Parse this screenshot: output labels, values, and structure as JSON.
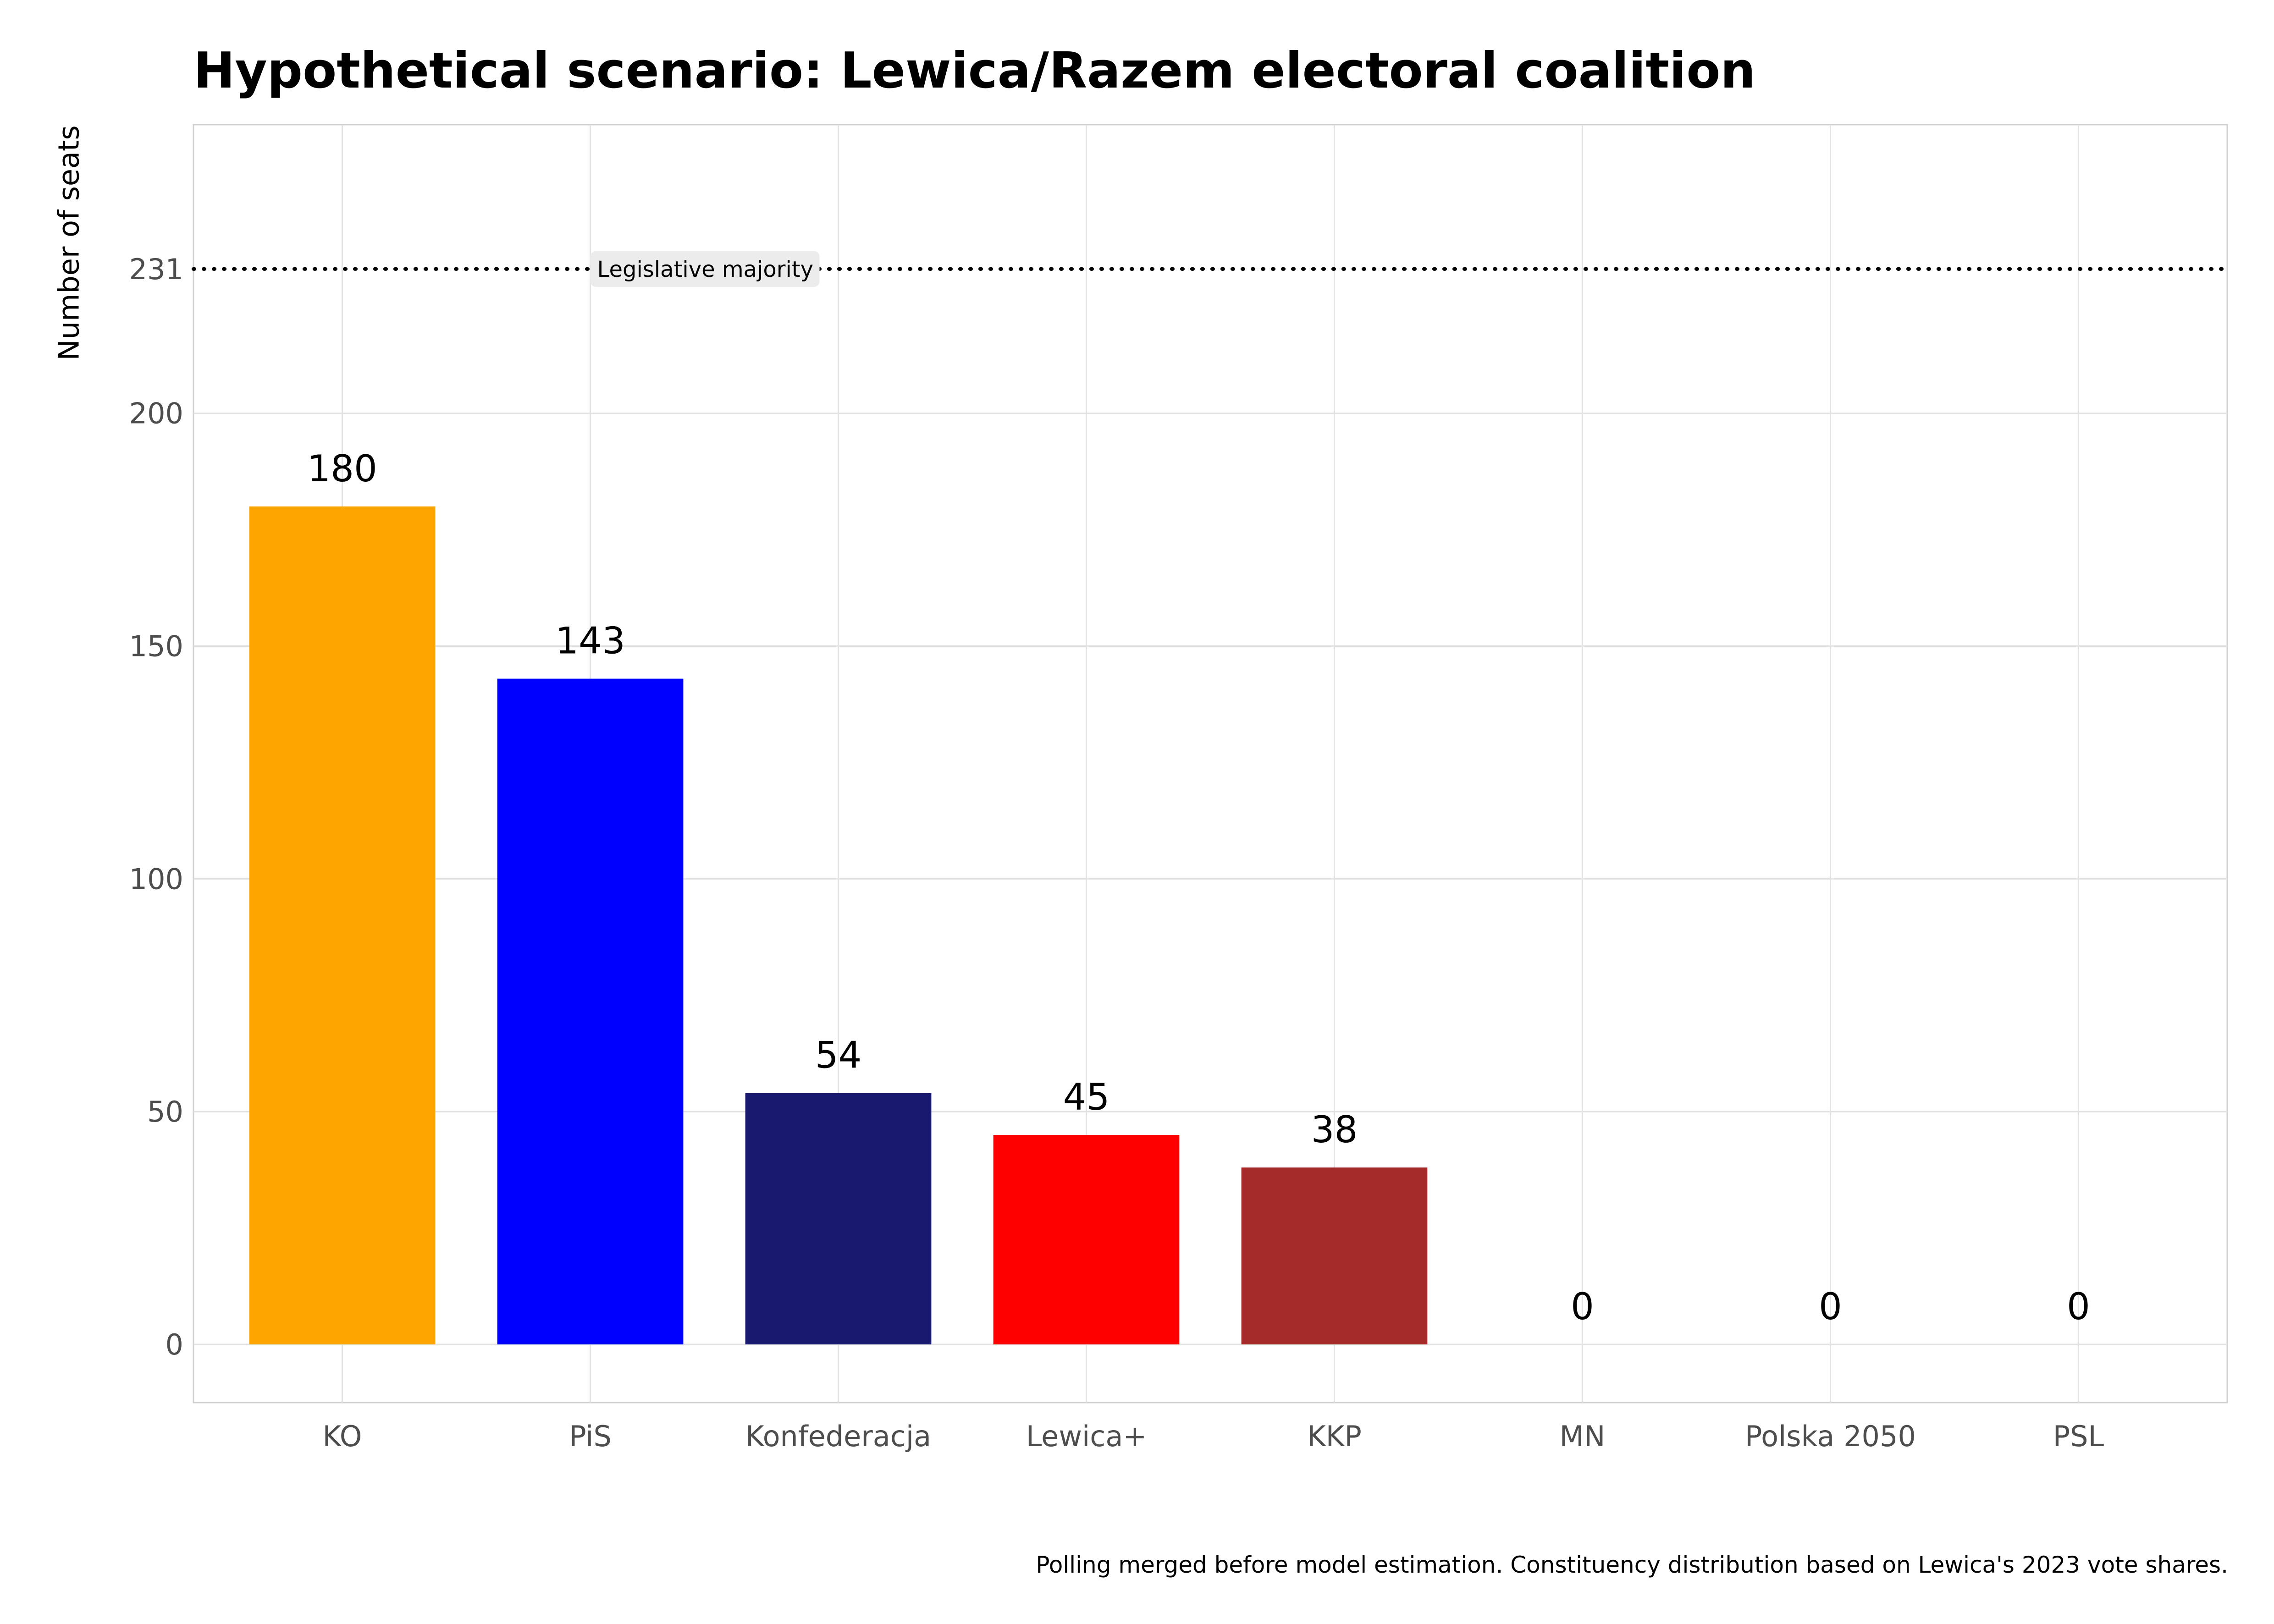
{
  "title": "Hypothetical scenario: Lewica/Razem electoral coalition",
  "caption": "Polling merged before model estimation. Constituency distribution based on Lewica's 2023 vote shares.",
  "chart_data": {
    "type": "bar",
    "title": "Hypothetical scenario: Lewica/Razem electoral coalition",
    "xlabel": "",
    "ylabel": "Number of seats",
    "categories": [
      "KO",
      "PiS",
      "Konfederacja",
      "Lewica+",
      "KKP",
      "MN",
      "Polska 2050",
      "PSL"
    ],
    "values": [
      180,
      143,
      54,
      45,
      38,
      0,
      0,
      0
    ],
    "data_labels": [
      "180",
      "143",
      "54",
      "45",
      "38",
      "0",
      "0",
      "0"
    ],
    "colors": [
      "#FFA500",
      "#0000FF",
      "#191970",
      "#FF0000",
      "#A52A2A",
      "#888888",
      "#888888",
      "#888888"
    ],
    "ylim": [
      -12.5,
      262
    ],
    "yticks": [
      0,
      50,
      100,
      150,
      200,
      231
    ],
    "ytick_labels": [
      "0",
      "50",
      "100",
      "150",
      "200",
      "231"
    ],
    "grid": true,
    "reference_line": {
      "value": 231,
      "label": "Legislative majority",
      "style": "dotted",
      "color": "#000000"
    }
  }
}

============

● **Directive**: Supply the count of lines in the entries that contain the word "Razem", and nothing besides.

● **Solution**: 2